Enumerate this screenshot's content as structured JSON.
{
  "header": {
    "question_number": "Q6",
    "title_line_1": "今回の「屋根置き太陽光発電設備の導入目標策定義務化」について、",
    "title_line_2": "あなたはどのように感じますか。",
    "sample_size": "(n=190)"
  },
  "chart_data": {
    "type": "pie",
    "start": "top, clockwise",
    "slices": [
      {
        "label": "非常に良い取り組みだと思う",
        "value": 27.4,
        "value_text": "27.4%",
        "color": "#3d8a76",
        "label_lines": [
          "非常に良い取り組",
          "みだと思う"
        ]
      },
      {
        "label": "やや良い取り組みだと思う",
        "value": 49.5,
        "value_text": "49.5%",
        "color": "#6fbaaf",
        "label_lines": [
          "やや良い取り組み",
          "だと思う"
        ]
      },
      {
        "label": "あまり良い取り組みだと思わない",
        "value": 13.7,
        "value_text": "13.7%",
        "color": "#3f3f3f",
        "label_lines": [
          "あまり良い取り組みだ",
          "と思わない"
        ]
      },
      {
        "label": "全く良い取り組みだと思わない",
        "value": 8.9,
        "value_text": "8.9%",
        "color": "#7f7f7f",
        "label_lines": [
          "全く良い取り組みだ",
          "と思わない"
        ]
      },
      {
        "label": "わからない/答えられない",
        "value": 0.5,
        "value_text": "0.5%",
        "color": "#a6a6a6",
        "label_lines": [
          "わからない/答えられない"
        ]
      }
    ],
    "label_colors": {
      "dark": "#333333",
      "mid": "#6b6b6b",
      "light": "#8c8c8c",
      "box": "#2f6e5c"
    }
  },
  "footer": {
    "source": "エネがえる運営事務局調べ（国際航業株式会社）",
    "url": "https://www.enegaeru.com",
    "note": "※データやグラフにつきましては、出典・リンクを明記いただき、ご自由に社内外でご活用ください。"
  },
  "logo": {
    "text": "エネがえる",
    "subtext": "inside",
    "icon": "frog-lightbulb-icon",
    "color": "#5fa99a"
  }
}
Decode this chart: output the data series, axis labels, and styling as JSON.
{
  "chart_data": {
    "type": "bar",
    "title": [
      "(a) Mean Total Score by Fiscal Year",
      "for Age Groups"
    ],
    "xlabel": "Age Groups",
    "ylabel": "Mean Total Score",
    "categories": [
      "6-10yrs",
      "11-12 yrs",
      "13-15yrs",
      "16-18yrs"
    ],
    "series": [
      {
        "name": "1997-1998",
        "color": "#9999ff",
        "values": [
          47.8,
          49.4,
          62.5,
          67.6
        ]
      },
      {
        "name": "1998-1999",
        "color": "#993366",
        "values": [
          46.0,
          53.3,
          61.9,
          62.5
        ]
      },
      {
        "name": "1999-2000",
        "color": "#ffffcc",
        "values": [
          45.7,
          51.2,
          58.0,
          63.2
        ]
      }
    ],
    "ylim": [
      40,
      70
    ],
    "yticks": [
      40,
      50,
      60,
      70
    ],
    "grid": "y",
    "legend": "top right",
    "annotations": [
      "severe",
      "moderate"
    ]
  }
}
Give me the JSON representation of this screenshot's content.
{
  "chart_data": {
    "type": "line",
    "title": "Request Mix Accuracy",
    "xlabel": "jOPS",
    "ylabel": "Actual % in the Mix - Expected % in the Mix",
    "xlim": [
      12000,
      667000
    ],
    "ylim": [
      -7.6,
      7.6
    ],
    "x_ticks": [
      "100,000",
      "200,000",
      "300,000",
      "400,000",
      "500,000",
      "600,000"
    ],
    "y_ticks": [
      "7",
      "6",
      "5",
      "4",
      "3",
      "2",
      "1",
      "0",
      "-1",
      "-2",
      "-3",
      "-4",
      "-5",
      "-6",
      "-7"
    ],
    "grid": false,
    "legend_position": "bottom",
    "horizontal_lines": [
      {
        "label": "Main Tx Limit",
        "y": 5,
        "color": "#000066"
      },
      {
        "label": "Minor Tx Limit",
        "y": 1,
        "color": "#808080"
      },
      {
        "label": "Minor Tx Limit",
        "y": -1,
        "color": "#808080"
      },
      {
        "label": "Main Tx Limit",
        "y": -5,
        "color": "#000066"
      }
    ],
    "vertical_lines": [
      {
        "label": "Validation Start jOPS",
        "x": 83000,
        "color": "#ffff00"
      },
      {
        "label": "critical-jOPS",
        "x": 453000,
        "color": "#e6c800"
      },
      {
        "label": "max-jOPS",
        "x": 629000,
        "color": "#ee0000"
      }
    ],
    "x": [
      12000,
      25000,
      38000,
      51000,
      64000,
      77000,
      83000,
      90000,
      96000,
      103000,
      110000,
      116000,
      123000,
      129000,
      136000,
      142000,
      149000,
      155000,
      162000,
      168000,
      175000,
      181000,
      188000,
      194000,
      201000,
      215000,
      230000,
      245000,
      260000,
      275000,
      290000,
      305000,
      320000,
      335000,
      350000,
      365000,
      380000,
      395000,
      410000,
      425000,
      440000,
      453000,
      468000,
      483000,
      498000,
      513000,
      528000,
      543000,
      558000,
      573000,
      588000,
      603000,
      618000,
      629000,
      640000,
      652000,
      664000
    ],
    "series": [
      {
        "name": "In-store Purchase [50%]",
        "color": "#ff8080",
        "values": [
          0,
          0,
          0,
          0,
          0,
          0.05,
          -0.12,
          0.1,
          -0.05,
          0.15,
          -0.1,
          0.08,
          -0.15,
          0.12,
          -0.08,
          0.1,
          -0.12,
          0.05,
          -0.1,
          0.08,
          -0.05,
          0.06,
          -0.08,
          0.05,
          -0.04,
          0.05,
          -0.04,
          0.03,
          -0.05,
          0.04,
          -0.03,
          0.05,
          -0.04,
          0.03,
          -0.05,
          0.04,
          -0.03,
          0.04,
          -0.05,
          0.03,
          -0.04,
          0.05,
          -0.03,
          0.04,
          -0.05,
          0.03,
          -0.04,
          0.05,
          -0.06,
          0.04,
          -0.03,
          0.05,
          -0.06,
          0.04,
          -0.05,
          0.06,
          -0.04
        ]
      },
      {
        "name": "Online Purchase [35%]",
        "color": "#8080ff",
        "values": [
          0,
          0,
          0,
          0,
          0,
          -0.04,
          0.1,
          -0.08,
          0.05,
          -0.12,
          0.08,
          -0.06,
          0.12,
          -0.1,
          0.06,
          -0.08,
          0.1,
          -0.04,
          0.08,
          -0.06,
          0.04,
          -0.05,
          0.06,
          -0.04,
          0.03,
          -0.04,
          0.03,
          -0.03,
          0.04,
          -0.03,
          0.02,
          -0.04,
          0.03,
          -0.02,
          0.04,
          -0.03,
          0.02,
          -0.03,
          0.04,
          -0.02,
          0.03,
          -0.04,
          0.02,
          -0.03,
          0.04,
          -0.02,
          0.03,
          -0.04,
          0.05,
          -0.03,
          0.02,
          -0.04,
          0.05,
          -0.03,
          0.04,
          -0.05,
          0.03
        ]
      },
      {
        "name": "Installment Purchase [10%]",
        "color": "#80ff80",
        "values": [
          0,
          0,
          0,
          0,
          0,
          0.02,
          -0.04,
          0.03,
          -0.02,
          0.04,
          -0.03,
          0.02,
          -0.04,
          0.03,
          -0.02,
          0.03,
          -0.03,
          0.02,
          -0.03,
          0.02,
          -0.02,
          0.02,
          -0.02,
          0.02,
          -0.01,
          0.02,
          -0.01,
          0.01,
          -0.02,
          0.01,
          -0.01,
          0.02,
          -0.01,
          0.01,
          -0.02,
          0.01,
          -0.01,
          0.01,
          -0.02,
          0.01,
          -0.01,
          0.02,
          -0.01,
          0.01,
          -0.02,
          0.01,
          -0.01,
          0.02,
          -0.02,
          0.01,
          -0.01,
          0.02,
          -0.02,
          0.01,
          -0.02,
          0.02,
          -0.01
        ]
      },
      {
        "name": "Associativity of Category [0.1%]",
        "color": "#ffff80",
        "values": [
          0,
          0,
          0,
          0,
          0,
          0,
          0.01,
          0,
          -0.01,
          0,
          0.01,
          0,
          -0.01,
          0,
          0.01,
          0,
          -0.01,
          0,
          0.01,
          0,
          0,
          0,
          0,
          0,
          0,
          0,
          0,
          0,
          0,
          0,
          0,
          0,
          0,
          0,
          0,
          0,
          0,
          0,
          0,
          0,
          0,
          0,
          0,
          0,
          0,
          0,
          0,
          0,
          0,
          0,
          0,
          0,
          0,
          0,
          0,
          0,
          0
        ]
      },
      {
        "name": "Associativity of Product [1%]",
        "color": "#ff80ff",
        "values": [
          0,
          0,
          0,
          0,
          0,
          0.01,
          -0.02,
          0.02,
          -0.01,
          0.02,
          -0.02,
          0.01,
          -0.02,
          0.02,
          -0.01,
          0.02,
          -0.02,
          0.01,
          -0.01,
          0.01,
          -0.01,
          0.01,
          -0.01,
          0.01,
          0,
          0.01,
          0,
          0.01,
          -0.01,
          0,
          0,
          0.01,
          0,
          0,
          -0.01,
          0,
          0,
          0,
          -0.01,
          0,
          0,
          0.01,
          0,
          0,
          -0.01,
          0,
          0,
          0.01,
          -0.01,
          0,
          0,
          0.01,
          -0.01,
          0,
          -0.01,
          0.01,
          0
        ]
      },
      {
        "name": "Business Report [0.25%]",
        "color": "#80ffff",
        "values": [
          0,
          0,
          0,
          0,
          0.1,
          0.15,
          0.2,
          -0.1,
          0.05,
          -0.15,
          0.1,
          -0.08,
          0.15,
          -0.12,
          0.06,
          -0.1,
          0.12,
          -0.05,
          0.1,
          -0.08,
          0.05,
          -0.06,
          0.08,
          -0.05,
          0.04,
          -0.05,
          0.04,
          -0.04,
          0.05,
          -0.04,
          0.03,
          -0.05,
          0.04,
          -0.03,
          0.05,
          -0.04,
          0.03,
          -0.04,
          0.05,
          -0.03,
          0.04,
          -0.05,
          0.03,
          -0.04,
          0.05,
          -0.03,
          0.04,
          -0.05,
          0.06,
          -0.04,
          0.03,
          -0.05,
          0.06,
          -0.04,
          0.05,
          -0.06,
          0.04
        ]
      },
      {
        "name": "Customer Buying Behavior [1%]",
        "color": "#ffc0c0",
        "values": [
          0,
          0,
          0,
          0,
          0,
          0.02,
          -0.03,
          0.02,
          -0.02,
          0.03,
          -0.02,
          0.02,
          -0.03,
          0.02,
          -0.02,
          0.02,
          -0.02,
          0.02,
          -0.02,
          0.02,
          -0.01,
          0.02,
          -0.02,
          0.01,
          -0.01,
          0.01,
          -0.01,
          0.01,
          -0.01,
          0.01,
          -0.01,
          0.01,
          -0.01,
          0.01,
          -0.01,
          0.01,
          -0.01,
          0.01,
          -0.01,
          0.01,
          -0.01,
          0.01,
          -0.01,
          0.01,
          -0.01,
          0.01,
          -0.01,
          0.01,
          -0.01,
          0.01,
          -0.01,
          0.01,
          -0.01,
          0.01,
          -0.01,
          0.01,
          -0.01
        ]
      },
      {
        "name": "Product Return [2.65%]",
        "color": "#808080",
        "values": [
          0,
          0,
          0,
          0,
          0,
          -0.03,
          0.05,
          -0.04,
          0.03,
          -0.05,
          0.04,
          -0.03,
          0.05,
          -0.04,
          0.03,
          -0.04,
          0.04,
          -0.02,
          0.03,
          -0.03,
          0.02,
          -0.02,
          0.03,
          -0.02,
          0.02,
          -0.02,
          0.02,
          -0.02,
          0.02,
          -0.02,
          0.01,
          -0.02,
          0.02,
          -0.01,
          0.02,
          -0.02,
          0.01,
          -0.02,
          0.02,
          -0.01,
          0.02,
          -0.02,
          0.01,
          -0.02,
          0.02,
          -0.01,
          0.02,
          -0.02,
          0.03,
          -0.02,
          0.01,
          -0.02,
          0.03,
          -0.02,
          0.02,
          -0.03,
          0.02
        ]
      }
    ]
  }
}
##############################
**WHAT THIS TASK INVOLVES:** Look through the entries above and count each line holding "JSON"; report the count alone.

**SOLUTION FOR THIS EXERCISE:** 3